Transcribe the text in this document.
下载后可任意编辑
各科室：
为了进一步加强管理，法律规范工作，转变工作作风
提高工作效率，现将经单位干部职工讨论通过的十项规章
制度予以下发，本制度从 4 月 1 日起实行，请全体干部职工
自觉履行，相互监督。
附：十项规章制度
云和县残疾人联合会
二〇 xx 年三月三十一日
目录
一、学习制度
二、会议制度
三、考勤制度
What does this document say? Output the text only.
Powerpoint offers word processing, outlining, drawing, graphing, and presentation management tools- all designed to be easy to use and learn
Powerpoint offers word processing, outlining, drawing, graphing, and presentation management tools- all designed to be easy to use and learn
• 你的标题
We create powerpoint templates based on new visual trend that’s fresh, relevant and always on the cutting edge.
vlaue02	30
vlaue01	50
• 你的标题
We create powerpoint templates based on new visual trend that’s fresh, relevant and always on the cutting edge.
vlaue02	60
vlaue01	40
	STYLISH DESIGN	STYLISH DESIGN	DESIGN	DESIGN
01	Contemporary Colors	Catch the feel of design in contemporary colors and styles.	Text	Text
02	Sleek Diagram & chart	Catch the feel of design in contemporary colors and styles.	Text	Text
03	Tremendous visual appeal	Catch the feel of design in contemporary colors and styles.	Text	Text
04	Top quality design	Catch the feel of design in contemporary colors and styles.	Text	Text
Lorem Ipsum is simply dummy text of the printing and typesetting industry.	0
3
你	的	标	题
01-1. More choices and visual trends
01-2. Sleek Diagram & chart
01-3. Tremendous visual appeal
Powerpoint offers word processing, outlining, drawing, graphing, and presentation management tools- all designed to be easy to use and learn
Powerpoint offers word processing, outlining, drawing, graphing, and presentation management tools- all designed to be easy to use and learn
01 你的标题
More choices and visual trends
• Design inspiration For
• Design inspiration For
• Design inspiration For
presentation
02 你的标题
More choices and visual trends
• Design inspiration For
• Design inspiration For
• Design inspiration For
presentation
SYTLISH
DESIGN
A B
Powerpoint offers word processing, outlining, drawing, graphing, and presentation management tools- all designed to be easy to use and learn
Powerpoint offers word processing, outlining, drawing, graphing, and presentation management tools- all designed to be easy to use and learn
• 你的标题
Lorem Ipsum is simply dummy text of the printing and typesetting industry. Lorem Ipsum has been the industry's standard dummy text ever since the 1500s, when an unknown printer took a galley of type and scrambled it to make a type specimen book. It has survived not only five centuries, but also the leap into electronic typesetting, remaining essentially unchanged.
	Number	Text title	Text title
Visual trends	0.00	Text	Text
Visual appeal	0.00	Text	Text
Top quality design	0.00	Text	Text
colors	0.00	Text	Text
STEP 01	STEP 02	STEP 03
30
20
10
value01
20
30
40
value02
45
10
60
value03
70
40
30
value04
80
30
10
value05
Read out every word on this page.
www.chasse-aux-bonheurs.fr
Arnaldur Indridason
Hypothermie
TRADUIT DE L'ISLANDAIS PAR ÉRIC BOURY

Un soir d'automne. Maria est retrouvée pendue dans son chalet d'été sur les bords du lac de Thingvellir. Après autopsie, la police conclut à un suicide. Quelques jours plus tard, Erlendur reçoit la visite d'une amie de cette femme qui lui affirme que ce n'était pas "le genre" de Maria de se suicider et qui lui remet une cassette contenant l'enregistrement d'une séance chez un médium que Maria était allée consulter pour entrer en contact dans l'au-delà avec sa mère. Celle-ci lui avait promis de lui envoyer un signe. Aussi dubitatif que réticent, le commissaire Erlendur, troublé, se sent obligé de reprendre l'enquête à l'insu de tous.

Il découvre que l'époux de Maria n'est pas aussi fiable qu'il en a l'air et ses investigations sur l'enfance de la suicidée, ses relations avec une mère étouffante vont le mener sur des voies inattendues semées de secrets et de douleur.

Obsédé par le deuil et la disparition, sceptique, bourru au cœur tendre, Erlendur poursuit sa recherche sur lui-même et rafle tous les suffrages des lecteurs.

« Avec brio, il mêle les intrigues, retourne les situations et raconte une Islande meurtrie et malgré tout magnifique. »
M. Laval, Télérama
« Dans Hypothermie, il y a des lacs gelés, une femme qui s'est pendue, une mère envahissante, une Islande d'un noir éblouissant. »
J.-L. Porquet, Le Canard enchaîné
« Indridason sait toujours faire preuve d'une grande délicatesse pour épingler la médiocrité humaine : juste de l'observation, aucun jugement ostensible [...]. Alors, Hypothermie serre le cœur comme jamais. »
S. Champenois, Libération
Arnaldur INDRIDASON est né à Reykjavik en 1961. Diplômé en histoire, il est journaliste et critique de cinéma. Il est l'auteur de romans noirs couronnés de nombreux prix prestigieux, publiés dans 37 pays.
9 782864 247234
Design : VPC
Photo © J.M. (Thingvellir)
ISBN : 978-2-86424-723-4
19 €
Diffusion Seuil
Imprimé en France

▬▬▬▬▬▬

- What you will do: List each line holding the string "typesetting".

- Written solution:
Lorem Ipsum is simply dummy text of the printing and typesetting industry.	0
Lorem Ipsum is simply dummy text of the printing and typesetting industry. Lorem Ipsum has been the industry's standard dummy text ever since the 1500s, when an unknown printer took a galley of type and scrambled it to make a type specimen book. It has survived not only five centuries, but also the leap into electronic typesetting, remaining essentially unchanged.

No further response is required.